Fragmento facilitado ▸
# vatio, watio, watt



## lilicolibri

Hola a todos y todas!

Mi pregunta es la siguiente: que es lo que se usa más entre estas tres palabras: vatio, watio y watt, en España y en América Latina?

Gracias por sus respuestas!


----------



## blasita

Hola:

En España: *vatio*. Creo que además, en general y sin contexto, es la forma correcta de expresarlo en español, pero vamos a ver lo que dicen nuestros amigos de América.

Saludos.


----------



## Vampiro

Watt, por acá.
Vatio se entiende y se puede leer por ahí en alguna parte, pero "watio" es un engendro que no debería existir.  Afortunadamente no me ha tocado verlo ni revisar ningún documento que lo incluya.
Saludos.
_


----------



## blasita

Sí, estoy de acuerdo en que _watio_ es incorrecto, Vampiro. Un saludo.


----------



## Jonno

blasita said:


> Creo que además, en general y sin contexto, es la forma correcta de expresarlo en español, pero vamos a ver lo que dicen nuestros amigos de América.



El DRAE recoge tanto vatio como watt (watio no, claro). Así que "correctos" serían ambos, aunque _watt_ lo pone en cursiva


----------



## blasita

Jonno said:


> El DRAE recoge tanto vatio como watt (watio no, claro). Así que "correctos" serían ambos, aunque _watt_ lo pone en cursiva


 Hola, Jonno:

Muchas gracias por tu comentario. No tenía yo tan claro que la RAE lo aceptara, pero es que no me funcionaba la página web del DRAE y no lo podía comprobar. Sí, yo creo que lo considera un anglicismo, de ahí la cursiva. Pero es bueno saber que se incluye en el DRAE y que, por lo tanto, es correcto.

Un saludo.


----------



## Nipnip

En México watts es lo corriente, pero en la academía se utiliza siempre vatios.


----------



## lilicolibri

Gracias a todos por sus respuestas!
Quedaré con watts, que es más universal...


----------



## lospazio

A mí me parece que las unidades que recuerdan nombres de científicos deberían conservar siempre su forma original. De otro modo se desnaturaliza el propósito de su designación, ya que es difícil ver el nombre de Joule en _julio_ o el de Watt en _vatio_.


----------



## Jaime Bien

Yo estoy acostumbrado a *vatios*, voltios, culombios, amperios, ohmios, faradios, newtons, julios, teslas, hercios, pascales, etc. No sé de qué depende que se imponga uno u otro, pero, repito, es a lo que yo estoy acostumbrado. Y me parece bien así, pues al tratarse de unidades comunes, veo bien que se hayan españolizado.

Tareas solicitadas ▸
a) Según el hilo de foro sobre vatio, watio y watt, ¿qué forma es la corriente en México?
b) Reescriba el pasaje del hilo de foro que va desde "En México watts" hasta "es más universal...", cambiando "México" por "Chile".

Datos proporcionados ▸
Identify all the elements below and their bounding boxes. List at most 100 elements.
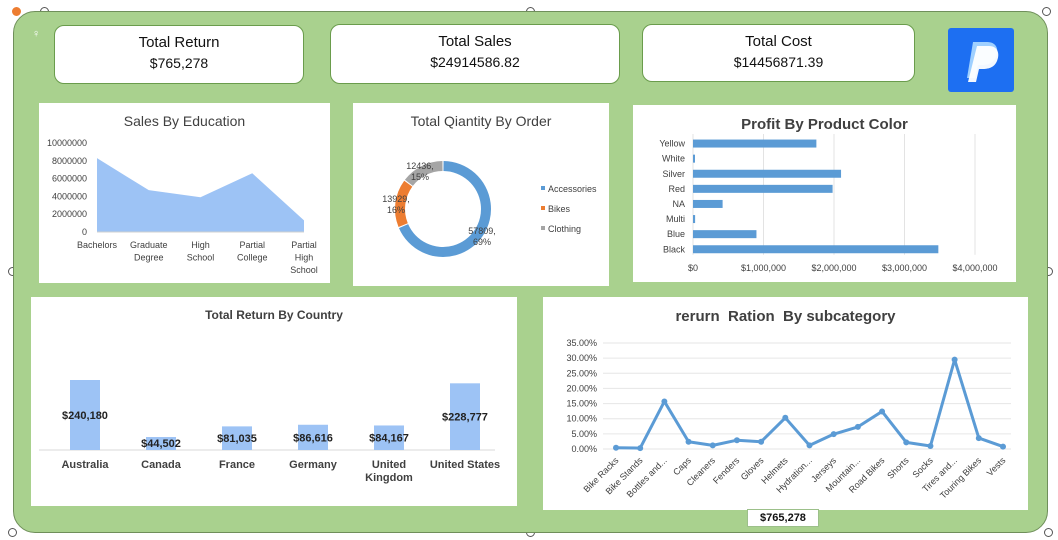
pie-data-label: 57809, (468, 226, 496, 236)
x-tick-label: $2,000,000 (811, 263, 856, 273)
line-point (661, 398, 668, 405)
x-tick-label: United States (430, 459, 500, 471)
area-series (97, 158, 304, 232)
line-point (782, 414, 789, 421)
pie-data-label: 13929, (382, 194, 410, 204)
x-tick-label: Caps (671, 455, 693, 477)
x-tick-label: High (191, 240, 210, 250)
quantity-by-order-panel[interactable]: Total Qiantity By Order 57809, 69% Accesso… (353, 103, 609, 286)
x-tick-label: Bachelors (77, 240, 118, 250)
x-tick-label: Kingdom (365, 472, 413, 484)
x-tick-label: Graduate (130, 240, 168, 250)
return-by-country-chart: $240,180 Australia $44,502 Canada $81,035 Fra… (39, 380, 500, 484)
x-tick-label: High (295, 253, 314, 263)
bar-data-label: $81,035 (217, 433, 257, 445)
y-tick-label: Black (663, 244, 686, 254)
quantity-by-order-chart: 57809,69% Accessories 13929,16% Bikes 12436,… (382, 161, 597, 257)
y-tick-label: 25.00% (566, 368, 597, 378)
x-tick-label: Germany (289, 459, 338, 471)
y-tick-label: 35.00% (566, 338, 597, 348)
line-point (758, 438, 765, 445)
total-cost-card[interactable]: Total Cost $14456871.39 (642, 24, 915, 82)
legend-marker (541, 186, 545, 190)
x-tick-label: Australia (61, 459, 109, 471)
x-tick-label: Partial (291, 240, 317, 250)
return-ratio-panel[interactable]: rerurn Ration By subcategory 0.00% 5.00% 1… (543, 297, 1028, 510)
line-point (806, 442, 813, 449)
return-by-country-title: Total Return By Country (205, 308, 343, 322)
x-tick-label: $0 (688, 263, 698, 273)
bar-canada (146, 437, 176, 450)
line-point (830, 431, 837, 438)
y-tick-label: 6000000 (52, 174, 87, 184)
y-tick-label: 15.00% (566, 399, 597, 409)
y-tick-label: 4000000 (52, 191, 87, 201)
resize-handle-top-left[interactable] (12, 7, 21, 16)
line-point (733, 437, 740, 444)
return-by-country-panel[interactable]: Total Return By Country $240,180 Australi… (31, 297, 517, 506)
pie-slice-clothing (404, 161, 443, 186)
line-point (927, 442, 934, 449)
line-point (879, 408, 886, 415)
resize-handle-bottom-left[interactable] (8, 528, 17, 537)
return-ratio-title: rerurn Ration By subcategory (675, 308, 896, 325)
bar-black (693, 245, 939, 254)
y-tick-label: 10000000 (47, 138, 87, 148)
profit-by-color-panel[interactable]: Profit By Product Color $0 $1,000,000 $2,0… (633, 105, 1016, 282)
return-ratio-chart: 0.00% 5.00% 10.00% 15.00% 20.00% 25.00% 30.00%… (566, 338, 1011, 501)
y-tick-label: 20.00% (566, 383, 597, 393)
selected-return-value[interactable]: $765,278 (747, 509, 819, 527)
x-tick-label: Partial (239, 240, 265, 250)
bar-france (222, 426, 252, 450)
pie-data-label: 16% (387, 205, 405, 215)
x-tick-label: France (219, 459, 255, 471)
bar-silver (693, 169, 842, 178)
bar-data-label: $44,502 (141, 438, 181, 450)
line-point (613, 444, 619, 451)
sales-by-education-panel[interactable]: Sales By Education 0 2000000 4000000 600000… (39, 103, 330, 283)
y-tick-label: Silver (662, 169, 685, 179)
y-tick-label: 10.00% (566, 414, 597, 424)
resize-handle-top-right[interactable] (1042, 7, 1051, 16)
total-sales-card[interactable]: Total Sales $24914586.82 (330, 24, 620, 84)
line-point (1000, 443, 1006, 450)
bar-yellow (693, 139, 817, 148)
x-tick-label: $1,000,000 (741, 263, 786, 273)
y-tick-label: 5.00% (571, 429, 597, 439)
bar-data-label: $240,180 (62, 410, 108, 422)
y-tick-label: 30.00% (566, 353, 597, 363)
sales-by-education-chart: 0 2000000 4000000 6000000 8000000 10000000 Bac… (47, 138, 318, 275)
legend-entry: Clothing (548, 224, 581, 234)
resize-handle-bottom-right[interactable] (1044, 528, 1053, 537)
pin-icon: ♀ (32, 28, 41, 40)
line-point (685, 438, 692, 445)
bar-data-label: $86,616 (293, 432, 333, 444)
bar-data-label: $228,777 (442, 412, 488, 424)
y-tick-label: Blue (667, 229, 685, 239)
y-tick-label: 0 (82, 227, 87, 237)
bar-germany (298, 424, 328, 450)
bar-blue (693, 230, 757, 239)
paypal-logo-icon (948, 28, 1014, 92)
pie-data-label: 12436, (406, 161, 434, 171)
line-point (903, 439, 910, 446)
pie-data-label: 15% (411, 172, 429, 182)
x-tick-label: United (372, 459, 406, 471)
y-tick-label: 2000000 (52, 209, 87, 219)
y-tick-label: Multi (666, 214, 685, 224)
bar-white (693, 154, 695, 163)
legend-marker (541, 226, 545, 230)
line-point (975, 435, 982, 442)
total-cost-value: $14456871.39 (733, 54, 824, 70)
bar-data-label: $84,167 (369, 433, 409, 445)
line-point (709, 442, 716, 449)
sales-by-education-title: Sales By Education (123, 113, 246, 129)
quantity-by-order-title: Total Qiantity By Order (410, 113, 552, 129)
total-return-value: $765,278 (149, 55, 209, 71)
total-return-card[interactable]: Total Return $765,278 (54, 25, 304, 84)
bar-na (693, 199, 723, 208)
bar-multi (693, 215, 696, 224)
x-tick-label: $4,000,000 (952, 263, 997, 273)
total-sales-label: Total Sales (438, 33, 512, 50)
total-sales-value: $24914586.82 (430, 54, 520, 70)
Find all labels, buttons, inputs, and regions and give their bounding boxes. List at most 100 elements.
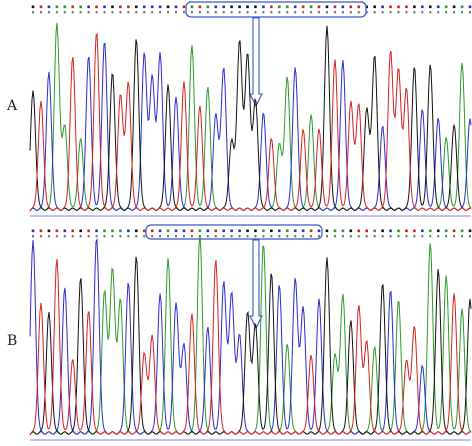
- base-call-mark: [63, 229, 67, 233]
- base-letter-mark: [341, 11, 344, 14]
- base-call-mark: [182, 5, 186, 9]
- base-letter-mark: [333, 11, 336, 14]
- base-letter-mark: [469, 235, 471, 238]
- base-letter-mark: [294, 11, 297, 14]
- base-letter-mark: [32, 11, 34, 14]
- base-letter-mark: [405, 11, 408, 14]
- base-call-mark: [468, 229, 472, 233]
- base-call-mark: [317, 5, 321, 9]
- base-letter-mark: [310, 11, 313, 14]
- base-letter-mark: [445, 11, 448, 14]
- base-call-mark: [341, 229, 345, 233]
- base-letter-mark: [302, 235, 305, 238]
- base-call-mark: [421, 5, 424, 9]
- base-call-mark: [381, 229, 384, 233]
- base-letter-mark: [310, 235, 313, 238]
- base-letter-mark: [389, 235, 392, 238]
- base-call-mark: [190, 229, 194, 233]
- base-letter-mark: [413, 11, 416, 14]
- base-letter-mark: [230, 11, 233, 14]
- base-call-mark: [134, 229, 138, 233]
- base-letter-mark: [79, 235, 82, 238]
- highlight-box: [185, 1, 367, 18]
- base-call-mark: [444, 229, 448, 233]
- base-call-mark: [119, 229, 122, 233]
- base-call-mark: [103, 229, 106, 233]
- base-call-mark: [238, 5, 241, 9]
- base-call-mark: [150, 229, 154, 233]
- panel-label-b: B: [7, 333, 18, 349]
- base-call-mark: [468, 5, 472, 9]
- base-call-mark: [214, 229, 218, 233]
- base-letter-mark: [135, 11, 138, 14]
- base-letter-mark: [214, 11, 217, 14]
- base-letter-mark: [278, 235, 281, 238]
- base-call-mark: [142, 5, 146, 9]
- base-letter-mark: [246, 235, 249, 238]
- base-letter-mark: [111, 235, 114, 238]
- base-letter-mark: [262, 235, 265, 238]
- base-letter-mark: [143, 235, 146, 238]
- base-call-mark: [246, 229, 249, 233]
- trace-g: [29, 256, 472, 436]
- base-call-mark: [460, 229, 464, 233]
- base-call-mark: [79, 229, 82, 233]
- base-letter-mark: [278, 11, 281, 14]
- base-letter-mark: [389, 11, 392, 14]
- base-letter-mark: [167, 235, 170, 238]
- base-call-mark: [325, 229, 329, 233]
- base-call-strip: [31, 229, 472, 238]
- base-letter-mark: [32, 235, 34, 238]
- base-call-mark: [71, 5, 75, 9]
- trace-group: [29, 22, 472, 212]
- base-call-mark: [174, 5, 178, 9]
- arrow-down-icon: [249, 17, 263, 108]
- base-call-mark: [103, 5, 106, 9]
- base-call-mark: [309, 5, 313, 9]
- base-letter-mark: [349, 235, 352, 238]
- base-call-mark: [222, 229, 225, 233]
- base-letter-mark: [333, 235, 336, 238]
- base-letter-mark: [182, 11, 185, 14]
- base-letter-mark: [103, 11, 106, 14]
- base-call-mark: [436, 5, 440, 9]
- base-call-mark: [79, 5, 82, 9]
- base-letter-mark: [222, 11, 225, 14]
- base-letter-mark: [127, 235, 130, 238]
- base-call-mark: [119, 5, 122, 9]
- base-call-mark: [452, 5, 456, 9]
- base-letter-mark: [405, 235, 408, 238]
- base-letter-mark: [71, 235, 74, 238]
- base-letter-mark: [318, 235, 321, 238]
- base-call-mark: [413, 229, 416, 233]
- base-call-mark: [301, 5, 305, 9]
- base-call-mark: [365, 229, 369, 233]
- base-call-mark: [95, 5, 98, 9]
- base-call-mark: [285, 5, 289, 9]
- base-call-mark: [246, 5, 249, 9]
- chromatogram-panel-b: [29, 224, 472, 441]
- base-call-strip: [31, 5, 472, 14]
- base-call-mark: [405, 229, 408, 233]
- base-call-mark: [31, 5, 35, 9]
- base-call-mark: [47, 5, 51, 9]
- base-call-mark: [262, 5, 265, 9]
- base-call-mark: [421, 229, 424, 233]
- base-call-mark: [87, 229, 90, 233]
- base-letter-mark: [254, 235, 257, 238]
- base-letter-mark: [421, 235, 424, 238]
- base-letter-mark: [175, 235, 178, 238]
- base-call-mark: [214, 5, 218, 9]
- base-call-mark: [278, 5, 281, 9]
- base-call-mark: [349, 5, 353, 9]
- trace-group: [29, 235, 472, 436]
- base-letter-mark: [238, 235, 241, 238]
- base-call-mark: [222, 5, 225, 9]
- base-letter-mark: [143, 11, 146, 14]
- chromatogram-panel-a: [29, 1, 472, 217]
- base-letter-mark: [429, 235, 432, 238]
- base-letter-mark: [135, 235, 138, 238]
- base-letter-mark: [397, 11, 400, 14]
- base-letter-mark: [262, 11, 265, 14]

Resultados ▸
a) Watts.

b)
En Chile watts es lo corriente, pero en la academía se utiliza siempre vatios.


----------



## lilicolibri

Gracias a todos por sus respuestas!
Quedaré con watts, que es más universal...